Stated exercise: Pull out every line of the listing below where "JSON" appears.

Stored data
........

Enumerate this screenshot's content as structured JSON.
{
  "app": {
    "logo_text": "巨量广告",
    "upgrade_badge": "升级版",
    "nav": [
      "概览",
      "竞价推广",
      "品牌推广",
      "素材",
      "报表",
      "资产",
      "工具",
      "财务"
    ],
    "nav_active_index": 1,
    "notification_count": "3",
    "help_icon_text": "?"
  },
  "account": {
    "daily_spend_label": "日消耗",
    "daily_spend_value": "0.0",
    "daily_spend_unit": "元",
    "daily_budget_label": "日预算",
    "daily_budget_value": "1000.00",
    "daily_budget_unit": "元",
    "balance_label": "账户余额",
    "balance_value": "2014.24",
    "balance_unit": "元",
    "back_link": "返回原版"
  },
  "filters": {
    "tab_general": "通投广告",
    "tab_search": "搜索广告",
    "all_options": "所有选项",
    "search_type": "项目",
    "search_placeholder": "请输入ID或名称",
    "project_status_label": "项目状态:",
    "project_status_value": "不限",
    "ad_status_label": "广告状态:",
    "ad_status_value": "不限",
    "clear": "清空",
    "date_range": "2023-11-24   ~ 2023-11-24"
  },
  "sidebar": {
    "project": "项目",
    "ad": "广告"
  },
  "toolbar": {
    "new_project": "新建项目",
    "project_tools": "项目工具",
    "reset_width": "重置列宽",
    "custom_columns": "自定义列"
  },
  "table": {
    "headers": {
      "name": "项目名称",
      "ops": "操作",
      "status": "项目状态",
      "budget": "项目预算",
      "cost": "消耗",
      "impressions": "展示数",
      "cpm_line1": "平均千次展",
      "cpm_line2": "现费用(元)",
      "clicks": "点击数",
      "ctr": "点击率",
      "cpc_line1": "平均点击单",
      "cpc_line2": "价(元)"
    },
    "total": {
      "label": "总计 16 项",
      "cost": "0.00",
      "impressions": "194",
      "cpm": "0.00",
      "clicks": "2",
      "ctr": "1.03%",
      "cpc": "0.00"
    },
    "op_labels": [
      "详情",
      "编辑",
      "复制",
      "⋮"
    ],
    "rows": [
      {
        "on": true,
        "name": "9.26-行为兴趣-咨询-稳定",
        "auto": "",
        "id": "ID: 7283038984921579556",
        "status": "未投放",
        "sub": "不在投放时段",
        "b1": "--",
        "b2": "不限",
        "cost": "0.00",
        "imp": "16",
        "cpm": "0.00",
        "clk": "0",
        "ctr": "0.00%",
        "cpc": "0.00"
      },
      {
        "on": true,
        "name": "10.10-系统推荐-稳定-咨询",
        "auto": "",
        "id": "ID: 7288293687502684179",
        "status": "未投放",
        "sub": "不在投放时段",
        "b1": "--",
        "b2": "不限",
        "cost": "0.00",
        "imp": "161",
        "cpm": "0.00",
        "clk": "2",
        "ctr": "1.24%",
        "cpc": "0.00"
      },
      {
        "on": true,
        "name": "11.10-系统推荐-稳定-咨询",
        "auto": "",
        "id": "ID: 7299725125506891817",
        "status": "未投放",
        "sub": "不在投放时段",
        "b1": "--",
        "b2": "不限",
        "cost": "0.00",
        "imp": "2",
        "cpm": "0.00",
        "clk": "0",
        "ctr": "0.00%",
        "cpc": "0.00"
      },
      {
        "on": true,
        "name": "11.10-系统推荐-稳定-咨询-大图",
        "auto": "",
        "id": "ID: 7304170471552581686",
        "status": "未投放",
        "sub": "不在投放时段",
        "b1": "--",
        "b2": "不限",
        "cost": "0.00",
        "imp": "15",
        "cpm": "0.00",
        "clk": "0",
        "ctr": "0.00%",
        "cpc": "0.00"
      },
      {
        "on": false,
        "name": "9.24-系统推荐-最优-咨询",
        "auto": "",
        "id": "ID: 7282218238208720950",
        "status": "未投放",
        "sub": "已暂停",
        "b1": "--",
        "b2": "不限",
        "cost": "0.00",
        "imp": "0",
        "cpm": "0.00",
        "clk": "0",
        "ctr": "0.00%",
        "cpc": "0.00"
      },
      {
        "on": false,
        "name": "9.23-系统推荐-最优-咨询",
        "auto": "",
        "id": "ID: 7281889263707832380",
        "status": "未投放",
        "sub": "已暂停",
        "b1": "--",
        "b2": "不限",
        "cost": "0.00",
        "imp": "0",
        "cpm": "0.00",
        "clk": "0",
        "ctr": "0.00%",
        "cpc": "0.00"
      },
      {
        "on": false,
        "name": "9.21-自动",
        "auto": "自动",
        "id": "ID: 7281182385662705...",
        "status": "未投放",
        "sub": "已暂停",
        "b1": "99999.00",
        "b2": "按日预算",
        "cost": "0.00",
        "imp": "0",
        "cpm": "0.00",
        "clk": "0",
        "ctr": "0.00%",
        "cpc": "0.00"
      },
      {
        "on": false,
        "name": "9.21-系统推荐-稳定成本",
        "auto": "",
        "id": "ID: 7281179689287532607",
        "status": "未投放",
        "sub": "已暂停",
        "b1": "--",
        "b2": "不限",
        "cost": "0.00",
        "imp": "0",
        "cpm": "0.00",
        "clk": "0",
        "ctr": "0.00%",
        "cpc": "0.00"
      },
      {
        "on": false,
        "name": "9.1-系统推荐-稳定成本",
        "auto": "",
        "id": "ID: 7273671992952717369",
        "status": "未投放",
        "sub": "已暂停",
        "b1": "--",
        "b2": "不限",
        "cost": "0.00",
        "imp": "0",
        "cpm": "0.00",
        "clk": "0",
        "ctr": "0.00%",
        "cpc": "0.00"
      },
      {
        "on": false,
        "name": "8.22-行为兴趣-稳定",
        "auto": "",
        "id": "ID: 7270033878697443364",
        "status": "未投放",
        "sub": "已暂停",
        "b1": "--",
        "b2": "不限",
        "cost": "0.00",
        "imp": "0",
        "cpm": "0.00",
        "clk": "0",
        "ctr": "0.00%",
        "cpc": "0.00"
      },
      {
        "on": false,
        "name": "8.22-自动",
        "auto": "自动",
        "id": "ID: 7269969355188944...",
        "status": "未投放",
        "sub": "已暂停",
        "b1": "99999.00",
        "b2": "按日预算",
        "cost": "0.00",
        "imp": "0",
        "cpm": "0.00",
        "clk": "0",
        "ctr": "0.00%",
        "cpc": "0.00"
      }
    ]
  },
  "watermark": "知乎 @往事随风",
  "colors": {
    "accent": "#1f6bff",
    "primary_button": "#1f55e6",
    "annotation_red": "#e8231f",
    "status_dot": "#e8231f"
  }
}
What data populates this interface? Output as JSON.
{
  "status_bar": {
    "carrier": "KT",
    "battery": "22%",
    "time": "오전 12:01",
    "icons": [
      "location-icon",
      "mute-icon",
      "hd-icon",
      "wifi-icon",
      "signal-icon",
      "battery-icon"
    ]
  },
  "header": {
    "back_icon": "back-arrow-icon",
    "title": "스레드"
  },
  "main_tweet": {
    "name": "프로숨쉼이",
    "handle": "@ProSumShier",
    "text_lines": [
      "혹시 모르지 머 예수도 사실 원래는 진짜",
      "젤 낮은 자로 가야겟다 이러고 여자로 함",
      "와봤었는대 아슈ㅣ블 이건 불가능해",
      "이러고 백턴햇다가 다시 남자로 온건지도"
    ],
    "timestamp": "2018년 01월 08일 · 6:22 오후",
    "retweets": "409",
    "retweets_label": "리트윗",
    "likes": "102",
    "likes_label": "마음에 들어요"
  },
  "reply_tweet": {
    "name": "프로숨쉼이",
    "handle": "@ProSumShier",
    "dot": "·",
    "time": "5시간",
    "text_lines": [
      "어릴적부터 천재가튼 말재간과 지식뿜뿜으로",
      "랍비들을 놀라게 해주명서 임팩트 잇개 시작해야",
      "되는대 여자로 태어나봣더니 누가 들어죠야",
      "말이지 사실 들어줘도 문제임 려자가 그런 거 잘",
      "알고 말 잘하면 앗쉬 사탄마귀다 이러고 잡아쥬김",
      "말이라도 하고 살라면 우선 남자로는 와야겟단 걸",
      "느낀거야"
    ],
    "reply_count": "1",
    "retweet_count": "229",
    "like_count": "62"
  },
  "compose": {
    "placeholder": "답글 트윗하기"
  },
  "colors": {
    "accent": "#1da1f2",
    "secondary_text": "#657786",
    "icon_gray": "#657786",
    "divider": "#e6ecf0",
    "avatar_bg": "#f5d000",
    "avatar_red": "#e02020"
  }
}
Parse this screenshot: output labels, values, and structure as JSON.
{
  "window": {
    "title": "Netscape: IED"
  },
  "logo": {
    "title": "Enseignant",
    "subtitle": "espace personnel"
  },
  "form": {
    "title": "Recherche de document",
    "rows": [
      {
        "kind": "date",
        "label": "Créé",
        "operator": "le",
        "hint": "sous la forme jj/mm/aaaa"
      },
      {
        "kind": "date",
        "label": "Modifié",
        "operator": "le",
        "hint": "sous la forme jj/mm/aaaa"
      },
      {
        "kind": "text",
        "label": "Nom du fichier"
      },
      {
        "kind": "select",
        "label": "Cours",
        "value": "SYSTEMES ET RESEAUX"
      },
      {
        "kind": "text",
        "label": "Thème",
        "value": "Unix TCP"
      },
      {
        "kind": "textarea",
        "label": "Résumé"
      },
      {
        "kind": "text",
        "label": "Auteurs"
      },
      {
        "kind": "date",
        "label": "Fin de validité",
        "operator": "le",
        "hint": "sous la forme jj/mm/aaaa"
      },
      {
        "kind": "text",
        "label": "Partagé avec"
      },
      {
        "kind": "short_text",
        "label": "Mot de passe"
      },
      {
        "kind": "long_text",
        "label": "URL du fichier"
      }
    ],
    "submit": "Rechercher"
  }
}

........

Solution to this problem:
Enumerate this screenshot's content as structured JSON.
What data populates this interface? Output as JSON.
Parse this screenshot: output labels, values, and structure as JSON.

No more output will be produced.